To do: Write out the listing below without alteration, omitting its pictures.

Material to process:

"""

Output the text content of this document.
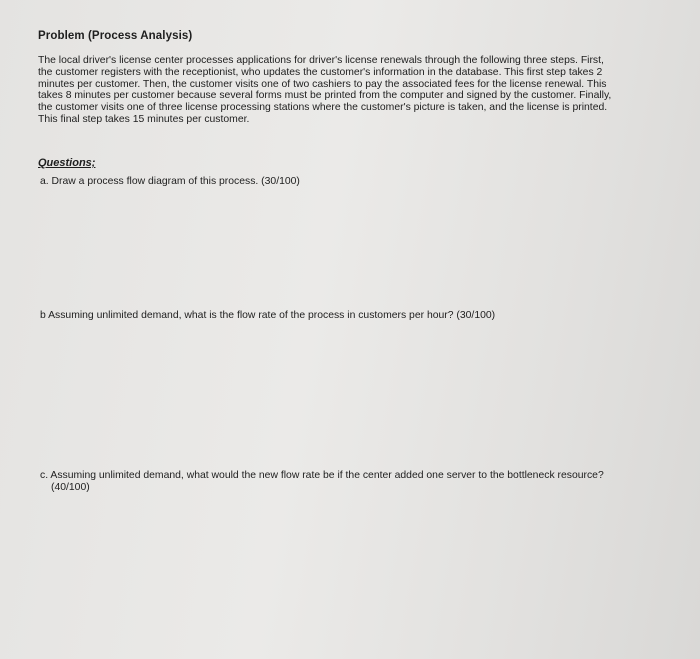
Problem (Process Analysis)
The local driver's license center processes applications for driver's license renewals through the following three steps. First,
the customer registers with the receptionist, who updates the customer's information in the database. This first step takes 2
minutes per customer. Then, the customer visits one of two cashiers to pay the associated fees for the license renewal. This
takes 8 minutes per customer because several forms must be printed from the computer and signed by the customer. Finally,
the customer visits one of three license processing stations where the customer's picture is taken, and the license is printed.
This final step takes 15 minutes per customer.
Questions;
a. Draw a process flow diagram of this process. (30/100)
b Assuming unlimited demand, what is the flow rate of the process in customers per hour? (30/100)
c. Assuming unlimited demand, what would the new flow rate be if the center added one server to the bottleneck resource?
(40/100)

"""

Answer to this task:
Output the text content of this document.
Problem (Process Analysis)
The local driver's license center processes applications for driver's license renewals through the following three steps. First,
the customer registers with the receptionist, who updates the customer's information in the database. This first step takes 2
minutes per customer. Then, the customer visits one of two cashiers to pay the associated fees for the license renewal. This
takes 8 minutes per customer because several forms must be printed from the computer and signed by the customer. Finally,
the customer visits one of three license processing stations where the customer's picture is taken, and the license is printed.
This final step takes 15 minutes per customer.
Questions;
a. Draw a process flow diagram of this process. (30/100)
b Assuming unlimited demand, what is the flow rate of the process in customers per hour? (30/100)
c. Assuming unlimited demand, what would the new flow rate be if the center added one server to the bottleneck resource?
(40/100)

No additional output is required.